» Short task: How many lines of the entries below include the word "Vous"? Answer with the number alone.

### Excerpted data ###

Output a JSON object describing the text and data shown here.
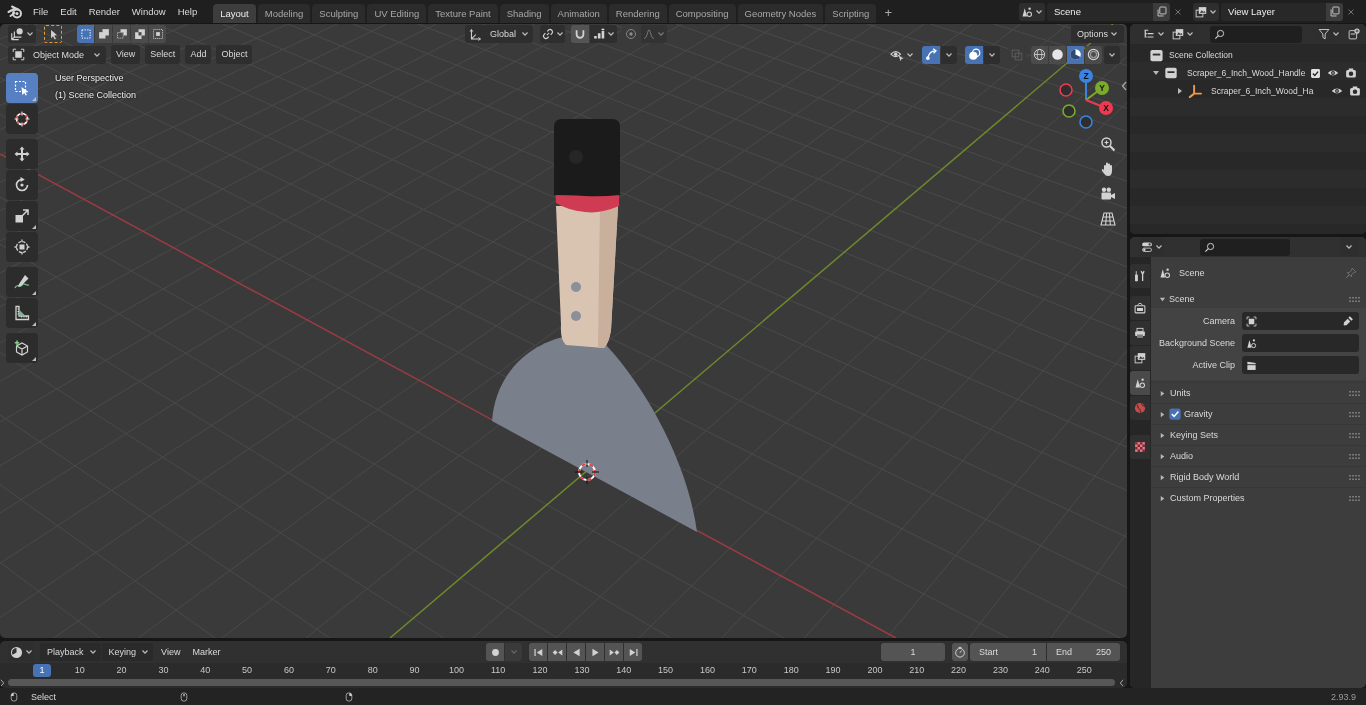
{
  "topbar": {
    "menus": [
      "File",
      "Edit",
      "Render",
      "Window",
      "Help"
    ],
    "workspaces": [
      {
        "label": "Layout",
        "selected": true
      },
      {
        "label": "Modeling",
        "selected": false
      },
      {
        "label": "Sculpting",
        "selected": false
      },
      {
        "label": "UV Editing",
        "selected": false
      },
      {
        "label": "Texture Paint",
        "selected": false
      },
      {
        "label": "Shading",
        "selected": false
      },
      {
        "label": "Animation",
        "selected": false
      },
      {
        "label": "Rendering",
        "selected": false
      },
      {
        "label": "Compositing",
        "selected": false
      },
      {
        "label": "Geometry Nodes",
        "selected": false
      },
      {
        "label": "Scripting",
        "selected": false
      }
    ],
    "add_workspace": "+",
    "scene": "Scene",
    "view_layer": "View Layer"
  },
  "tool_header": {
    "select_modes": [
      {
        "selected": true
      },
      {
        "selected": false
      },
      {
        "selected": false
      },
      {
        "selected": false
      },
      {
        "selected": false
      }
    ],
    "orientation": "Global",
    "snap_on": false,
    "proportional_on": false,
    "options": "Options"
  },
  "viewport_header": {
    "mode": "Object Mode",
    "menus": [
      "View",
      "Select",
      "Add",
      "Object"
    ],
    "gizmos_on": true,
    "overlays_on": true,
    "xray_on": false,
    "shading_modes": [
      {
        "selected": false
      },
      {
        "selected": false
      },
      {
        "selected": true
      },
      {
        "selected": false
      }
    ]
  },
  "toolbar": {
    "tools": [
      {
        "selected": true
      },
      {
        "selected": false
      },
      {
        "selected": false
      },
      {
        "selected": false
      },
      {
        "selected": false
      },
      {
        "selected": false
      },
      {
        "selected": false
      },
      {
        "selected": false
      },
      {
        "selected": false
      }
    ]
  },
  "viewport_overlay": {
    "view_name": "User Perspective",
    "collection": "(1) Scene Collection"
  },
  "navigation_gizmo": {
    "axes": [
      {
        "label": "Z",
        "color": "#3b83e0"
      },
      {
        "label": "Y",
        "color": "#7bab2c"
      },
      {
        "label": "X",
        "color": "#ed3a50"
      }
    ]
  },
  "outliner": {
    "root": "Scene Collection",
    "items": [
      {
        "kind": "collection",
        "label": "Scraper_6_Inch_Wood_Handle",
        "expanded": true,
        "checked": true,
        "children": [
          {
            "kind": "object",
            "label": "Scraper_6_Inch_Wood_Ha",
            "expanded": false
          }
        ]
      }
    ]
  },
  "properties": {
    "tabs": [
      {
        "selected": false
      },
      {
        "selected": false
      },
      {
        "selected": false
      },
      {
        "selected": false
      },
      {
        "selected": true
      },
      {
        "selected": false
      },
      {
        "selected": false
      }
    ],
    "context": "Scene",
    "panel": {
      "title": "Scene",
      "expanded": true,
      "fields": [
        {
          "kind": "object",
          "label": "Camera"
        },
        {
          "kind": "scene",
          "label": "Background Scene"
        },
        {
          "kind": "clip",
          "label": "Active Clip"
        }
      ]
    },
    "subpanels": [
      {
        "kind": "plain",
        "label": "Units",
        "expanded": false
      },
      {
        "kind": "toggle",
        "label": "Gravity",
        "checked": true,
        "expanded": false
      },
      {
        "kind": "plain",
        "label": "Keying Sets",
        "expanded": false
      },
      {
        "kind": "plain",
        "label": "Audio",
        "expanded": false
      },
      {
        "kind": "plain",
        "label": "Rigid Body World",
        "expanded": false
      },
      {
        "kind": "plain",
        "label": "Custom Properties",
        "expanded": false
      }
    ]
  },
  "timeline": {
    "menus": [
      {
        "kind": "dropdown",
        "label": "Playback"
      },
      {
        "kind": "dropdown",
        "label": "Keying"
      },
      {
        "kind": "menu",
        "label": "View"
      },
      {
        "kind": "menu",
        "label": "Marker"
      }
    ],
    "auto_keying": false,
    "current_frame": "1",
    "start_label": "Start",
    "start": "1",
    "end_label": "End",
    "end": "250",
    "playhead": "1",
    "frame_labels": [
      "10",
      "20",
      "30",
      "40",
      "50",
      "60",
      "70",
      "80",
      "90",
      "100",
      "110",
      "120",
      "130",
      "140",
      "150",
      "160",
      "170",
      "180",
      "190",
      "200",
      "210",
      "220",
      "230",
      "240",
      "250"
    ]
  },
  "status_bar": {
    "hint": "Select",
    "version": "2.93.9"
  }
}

###
### Excerpted data ###

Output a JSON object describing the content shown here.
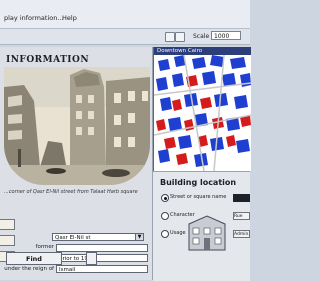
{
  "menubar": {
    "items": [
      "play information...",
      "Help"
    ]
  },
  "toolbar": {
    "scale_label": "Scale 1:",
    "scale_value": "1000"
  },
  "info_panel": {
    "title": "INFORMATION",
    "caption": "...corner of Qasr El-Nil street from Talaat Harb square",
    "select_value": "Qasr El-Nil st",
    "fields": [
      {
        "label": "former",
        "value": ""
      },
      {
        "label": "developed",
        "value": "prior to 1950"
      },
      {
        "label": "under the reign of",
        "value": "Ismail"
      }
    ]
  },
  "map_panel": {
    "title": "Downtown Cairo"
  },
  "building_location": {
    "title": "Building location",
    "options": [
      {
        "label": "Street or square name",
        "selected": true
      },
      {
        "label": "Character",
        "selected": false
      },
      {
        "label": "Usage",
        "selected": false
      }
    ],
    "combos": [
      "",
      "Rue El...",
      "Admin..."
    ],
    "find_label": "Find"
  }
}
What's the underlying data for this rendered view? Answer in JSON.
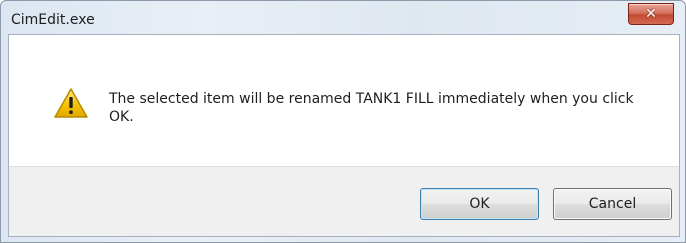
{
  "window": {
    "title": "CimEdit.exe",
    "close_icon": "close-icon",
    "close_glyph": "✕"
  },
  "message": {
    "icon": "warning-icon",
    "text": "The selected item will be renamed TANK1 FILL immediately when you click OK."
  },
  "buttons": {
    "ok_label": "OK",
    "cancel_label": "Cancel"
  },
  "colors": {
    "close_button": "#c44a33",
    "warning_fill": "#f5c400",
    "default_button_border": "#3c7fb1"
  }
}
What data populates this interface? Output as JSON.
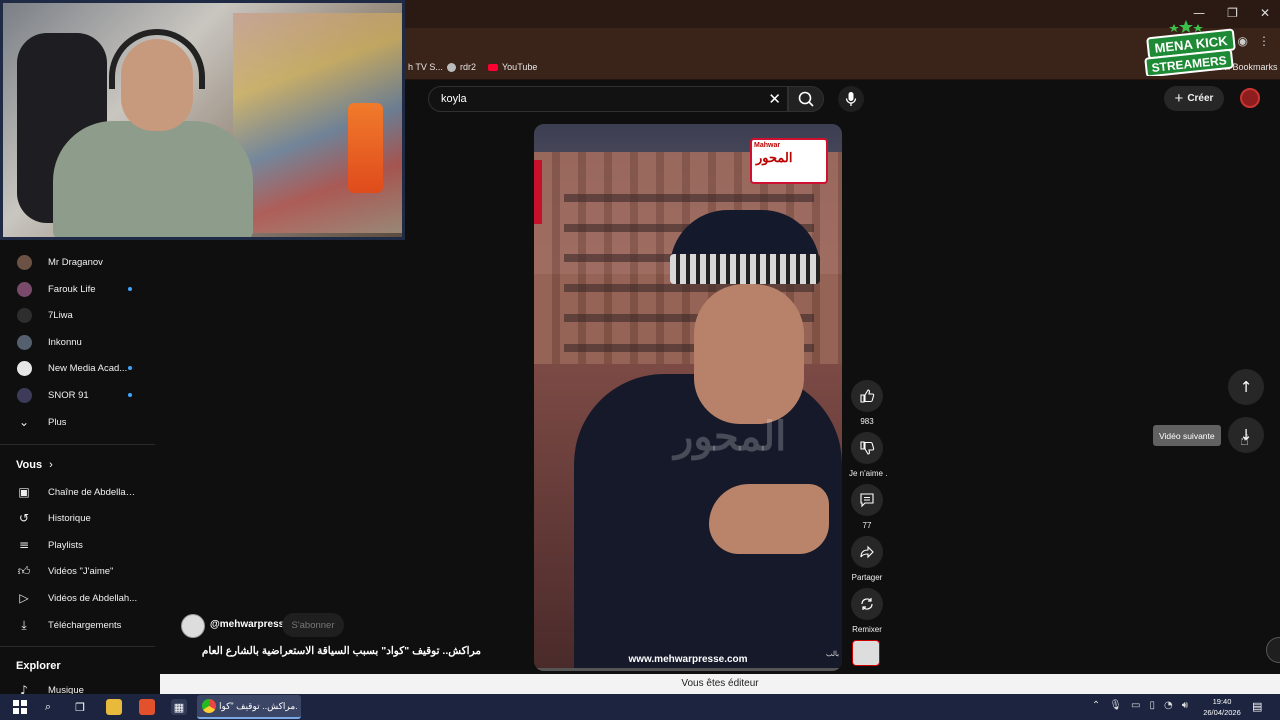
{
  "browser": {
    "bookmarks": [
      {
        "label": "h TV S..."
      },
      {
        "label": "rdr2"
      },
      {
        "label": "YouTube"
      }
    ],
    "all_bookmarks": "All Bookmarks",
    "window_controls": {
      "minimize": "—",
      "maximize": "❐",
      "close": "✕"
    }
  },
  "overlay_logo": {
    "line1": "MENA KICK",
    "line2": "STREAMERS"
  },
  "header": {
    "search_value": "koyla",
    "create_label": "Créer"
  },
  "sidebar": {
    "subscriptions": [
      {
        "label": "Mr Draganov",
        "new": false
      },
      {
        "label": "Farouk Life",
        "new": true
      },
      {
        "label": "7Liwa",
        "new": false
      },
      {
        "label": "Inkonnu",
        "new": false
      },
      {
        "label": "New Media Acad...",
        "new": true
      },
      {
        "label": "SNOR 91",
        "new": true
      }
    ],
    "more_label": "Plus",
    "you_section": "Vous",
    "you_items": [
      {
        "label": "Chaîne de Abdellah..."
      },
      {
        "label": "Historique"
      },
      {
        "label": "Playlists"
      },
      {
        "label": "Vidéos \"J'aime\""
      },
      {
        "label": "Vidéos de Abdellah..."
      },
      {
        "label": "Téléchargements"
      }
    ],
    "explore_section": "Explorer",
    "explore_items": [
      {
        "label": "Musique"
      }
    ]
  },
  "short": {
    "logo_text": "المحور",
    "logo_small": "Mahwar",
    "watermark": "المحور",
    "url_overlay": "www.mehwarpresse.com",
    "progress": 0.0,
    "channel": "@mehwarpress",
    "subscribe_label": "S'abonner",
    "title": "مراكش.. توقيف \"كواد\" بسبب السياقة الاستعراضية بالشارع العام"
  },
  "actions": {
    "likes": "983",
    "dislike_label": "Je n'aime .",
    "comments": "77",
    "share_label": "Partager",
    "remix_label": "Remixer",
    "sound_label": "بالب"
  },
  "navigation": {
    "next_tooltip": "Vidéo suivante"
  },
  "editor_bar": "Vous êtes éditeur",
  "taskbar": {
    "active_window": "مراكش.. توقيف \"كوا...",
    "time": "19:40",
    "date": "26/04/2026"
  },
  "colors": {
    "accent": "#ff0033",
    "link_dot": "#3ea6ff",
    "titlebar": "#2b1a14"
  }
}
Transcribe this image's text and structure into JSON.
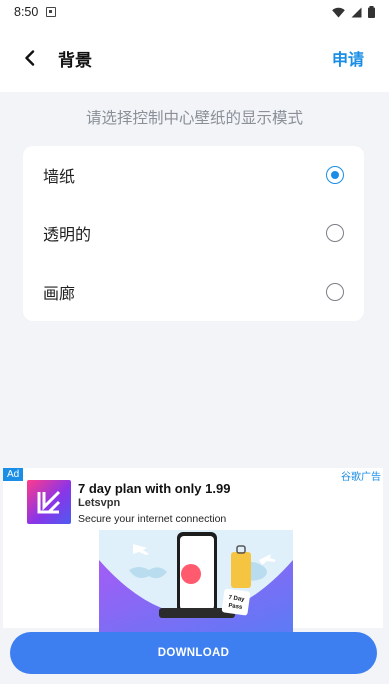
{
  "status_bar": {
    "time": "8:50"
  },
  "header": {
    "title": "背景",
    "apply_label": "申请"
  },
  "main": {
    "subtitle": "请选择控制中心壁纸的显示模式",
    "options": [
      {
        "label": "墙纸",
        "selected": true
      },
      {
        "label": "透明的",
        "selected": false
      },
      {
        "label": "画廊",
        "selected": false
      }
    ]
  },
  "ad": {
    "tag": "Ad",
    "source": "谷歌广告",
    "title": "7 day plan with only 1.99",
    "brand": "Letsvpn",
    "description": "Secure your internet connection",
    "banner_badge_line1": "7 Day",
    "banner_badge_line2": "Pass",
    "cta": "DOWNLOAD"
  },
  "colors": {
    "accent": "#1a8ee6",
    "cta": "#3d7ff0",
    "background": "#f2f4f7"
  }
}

###

» Result of this exercise: 2